Task objective:
Collect from the data below each line with "name".

Available records:
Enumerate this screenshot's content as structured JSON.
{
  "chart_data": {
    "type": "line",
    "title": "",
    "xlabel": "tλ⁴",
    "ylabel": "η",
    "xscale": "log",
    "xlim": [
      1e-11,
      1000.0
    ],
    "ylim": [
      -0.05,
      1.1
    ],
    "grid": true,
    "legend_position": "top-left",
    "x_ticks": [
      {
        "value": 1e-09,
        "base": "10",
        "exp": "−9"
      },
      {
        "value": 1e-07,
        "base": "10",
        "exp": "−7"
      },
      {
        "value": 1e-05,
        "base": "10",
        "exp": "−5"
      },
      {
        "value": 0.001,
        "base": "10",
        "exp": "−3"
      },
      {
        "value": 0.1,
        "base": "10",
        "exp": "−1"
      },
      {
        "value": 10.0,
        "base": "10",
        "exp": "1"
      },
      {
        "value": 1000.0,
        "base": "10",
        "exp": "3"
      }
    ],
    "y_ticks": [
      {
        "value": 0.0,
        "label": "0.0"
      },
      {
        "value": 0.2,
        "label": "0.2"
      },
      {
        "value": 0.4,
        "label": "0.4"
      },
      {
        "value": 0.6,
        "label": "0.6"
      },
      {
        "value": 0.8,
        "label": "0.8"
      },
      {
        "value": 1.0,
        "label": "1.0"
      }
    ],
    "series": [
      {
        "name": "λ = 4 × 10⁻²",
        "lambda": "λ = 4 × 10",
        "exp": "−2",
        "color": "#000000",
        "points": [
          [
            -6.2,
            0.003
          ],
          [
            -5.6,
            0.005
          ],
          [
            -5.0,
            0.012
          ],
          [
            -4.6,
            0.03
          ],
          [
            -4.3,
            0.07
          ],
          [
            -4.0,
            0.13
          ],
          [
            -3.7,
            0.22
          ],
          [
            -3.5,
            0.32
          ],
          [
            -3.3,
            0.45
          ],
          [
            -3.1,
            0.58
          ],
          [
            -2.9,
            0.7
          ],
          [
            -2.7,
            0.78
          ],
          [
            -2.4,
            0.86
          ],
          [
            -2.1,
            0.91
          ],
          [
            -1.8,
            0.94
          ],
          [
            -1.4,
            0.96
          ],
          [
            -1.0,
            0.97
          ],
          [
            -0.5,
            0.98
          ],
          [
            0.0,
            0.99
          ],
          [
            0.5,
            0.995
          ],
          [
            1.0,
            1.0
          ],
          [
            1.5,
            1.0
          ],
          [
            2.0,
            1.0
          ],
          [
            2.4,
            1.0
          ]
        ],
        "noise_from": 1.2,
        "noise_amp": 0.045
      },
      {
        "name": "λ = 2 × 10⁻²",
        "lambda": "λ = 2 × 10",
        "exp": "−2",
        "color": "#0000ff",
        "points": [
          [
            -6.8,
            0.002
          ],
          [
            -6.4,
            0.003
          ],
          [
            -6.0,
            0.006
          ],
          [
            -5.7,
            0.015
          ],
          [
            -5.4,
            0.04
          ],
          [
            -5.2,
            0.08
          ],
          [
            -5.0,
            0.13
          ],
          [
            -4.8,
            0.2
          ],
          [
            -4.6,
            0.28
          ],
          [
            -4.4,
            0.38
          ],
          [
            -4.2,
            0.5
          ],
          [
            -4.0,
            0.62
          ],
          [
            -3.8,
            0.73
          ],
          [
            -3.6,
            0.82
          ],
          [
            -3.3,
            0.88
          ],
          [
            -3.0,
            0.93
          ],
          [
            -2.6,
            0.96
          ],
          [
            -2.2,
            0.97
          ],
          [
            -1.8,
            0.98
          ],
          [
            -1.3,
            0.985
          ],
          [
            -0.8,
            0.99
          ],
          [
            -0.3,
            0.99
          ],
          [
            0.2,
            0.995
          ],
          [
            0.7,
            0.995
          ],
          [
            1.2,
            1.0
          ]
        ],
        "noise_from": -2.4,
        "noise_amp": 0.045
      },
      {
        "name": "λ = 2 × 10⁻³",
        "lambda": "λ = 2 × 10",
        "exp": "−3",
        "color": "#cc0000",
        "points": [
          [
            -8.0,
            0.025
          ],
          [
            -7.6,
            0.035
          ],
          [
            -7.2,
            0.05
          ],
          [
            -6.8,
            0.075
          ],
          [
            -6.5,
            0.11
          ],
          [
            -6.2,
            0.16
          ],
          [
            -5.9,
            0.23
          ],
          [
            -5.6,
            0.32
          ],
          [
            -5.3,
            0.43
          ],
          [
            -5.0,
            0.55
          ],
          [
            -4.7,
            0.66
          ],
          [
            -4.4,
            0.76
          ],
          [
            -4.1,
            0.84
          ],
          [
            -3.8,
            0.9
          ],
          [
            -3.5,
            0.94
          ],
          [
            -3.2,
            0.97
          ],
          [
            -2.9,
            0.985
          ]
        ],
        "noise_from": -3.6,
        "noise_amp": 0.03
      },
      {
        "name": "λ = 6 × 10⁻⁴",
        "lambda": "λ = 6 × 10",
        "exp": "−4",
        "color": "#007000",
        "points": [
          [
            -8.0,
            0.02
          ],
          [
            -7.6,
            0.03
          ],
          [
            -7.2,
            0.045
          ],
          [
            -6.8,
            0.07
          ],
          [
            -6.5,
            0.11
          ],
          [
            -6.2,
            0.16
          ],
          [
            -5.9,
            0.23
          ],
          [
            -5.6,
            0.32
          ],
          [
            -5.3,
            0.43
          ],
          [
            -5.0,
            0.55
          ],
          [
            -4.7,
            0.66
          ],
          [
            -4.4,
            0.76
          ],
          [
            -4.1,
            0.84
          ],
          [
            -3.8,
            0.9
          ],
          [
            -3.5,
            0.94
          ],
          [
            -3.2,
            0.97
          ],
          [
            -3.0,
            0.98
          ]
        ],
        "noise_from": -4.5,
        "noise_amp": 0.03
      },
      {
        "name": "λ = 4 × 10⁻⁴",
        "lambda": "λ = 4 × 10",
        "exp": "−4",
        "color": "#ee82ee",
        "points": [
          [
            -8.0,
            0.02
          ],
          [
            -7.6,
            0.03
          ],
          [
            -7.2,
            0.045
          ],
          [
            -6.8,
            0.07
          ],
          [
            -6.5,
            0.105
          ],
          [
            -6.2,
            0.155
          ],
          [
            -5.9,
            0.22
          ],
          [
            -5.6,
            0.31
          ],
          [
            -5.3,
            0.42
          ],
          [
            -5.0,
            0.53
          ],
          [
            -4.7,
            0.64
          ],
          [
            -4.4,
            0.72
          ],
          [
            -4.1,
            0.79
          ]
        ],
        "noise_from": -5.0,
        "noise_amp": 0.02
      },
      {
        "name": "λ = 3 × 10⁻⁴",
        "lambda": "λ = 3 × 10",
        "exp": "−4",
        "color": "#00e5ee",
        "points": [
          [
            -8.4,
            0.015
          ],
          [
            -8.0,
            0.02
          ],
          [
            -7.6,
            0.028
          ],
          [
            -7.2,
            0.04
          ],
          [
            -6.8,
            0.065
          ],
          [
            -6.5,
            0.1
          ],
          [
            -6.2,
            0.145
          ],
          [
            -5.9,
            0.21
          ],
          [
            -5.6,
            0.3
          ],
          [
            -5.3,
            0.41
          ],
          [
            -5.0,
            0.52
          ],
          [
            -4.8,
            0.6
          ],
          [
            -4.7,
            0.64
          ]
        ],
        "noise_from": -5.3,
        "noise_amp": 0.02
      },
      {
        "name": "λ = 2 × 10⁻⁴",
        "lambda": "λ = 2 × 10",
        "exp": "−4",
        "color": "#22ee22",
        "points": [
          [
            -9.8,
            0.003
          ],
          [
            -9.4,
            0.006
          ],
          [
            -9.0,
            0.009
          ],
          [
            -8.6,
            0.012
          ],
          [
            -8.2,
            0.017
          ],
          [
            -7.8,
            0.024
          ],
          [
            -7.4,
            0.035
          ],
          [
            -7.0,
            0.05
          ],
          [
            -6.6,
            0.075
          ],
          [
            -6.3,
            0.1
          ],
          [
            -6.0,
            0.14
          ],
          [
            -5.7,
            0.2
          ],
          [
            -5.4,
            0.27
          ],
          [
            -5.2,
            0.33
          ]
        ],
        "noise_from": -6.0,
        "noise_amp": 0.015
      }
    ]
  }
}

Complete response:
        "name": "λ = 4 × 10⁻²",
        "name": "λ = 2 × 10⁻²",
        "name": "λ = 2 × 10⁻³",
        "name": "λ = 6 × 10⁻⁴",
        "name": "λ = 4 × 10⁻⁴",
        "name": "λ = 3 × 10⁻⁴",
        "name": "λ = 2 × 10⁻⁴",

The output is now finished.